- DATA SUPPLIED

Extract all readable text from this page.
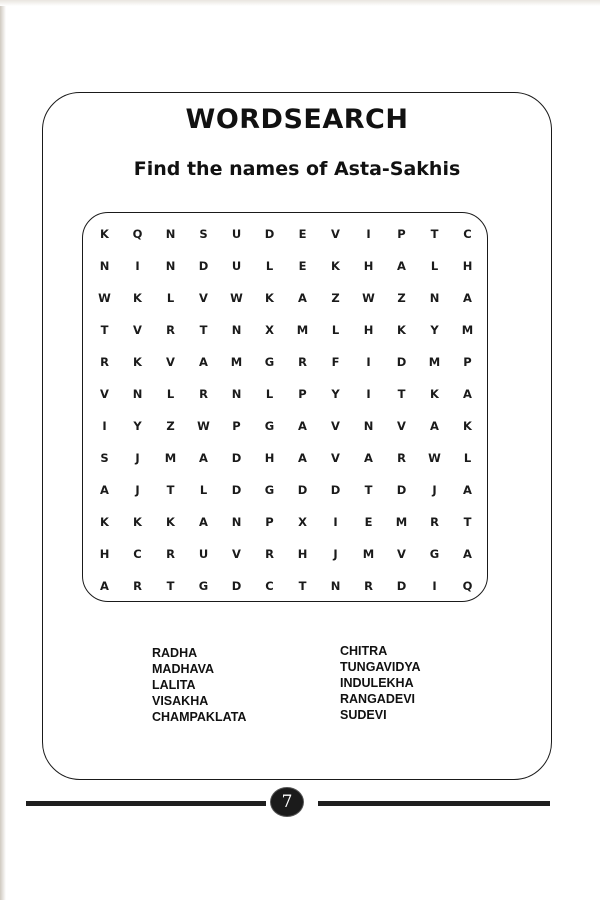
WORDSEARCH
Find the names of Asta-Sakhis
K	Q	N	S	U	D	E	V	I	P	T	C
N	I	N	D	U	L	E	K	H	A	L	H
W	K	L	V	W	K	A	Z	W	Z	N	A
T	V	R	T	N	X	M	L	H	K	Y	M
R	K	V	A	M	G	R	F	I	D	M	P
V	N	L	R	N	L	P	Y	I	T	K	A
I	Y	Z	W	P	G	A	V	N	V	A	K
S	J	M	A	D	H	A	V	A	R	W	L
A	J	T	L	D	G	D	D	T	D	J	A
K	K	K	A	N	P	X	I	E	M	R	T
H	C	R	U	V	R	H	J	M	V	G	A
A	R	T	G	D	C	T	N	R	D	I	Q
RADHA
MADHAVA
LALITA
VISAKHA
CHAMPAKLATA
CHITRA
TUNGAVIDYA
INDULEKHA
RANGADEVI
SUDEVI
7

...

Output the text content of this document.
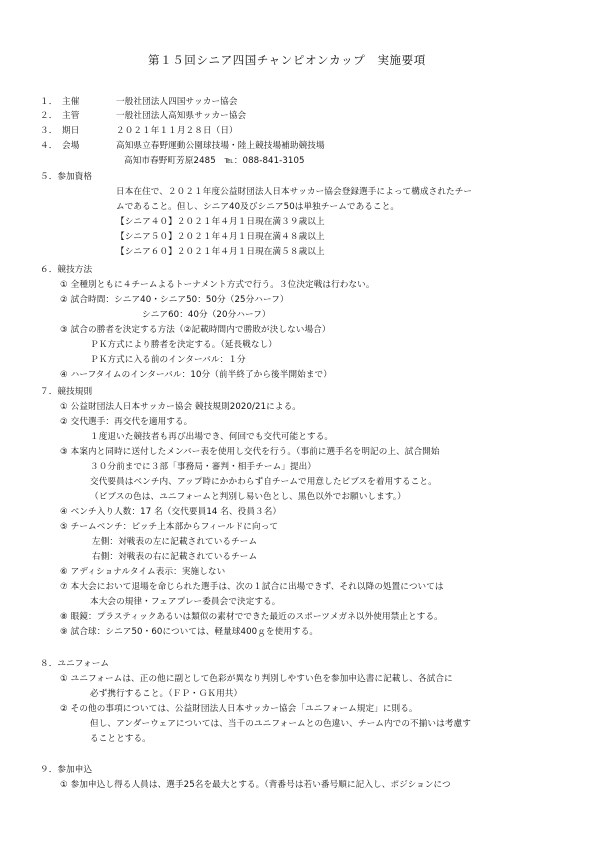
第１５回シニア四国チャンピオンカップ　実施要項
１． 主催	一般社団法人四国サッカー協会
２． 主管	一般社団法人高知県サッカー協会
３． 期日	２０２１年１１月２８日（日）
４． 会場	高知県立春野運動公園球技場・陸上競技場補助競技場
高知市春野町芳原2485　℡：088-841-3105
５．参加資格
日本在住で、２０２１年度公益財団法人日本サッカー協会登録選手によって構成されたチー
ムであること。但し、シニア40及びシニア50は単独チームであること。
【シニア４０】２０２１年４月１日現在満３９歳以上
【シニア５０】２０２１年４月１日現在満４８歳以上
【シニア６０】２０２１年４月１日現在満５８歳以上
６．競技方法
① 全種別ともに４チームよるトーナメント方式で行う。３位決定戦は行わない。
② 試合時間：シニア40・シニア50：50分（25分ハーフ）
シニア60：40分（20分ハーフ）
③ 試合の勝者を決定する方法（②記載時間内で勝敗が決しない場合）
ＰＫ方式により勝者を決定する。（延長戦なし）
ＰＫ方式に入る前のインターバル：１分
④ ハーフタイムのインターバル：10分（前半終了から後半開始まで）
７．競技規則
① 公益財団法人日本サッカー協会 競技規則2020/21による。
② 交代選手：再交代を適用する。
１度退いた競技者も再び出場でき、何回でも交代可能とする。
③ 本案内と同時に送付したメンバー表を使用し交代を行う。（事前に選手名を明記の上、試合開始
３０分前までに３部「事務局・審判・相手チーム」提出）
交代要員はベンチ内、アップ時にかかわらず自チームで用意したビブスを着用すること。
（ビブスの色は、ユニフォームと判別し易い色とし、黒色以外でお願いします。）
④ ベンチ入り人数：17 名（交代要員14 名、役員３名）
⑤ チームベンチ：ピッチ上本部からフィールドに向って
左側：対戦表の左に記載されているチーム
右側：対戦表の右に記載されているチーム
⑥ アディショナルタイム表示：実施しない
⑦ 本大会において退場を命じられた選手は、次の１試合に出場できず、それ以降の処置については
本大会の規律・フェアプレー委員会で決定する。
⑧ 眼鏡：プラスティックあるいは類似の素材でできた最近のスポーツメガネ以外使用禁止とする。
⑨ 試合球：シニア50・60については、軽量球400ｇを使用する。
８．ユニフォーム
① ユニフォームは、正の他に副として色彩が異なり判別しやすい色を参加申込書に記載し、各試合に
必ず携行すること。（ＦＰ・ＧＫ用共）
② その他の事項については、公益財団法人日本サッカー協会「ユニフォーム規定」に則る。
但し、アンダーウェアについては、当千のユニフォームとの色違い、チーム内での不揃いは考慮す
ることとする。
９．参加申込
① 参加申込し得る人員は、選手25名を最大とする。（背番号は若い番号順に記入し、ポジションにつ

...

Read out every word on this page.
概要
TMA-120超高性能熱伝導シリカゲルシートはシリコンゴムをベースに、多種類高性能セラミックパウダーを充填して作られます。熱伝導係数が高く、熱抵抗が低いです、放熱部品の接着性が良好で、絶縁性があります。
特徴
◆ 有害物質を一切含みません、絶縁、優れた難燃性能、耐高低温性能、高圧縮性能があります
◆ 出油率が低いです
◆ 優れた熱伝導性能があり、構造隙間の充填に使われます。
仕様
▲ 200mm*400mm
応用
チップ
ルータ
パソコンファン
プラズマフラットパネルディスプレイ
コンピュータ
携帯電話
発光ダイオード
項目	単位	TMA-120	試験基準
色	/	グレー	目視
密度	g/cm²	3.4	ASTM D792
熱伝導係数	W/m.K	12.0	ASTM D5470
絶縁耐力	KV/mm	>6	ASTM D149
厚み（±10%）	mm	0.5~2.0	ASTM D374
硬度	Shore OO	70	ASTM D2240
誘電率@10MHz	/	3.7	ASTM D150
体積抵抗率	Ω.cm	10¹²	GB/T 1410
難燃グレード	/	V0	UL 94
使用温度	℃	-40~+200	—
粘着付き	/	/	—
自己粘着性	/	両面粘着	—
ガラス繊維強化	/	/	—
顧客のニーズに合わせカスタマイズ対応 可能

- INSTRUCTIONS TO FOLLOW
Extract each line from the listing that holds the word "page".

- OUTPUT FOR THIS EXERCISE
Extract all readable text from this page.
Read out every word on this page.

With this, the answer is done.